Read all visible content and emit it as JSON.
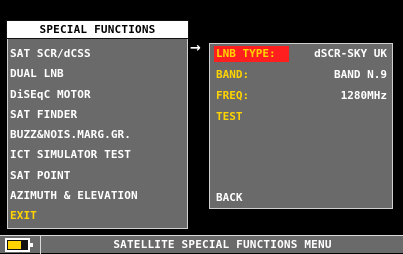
{
  "left_panel": {
    "title": "SPECIAL FUNCTIONS",
    "items": [
      {
        "label": "SAT SCR/dCSS"
      },
      {
        "label": "DUAL LNB"
      },
      {
        "label": "DiSEqC MOTOR"
      },
      {
        "label": "SAT FINDER"
      },
      {
        "label": "BUZZ&NOIS.MARG.GR."
      },
      {
        "label": "ICT SIMULATOR TEST"
      },
      {
        "label": "SAT POINT"
      },
      {
        "label": "AZIMUTH & ELEVATION"
      },
      {
        "label": "EXIT"
      }
    ]
  },
  "arrow_glyph": "→",
  "right_panel": {
    "rows": [
      {
        "label": "LNB TYPE:",
        "value": "dSCR-SKY UK",
        "selected": true
      },
      {
        "label": "BAND:",
        "value": "BAND N.9"
      },
      {
        "label": "FREQ:",
        "value": "1280MHz"
      },
      {
        "label": "TEST",
        "value": ""
      }
    ],
    "back_label": "BACK"
  },
  "status_bar": {
    "title": "SATELLITE SPECIAL FUNCTIONS MENU",
    "battery_level": 0.7
  },
  "colors": {
    "panel": "#6a6a6a",
    "highlight": "#ff1f1f",
    "accent": "#ffd400",
    "text": "#ffffff",
    "background": "#000000"
  }
}
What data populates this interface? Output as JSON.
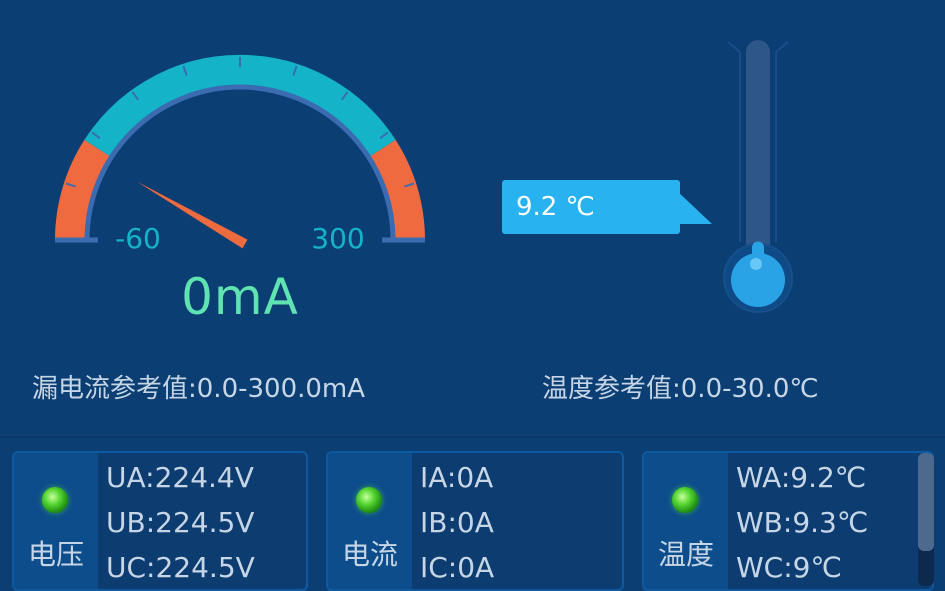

Your objective
Pull every line containing "FUNCTIONS" out of the records.

Problem solution
    "title": "SPECIAL FUNCTIONS",
    "title": "SATELLITE SPECIAL FUNCTIONS MENU",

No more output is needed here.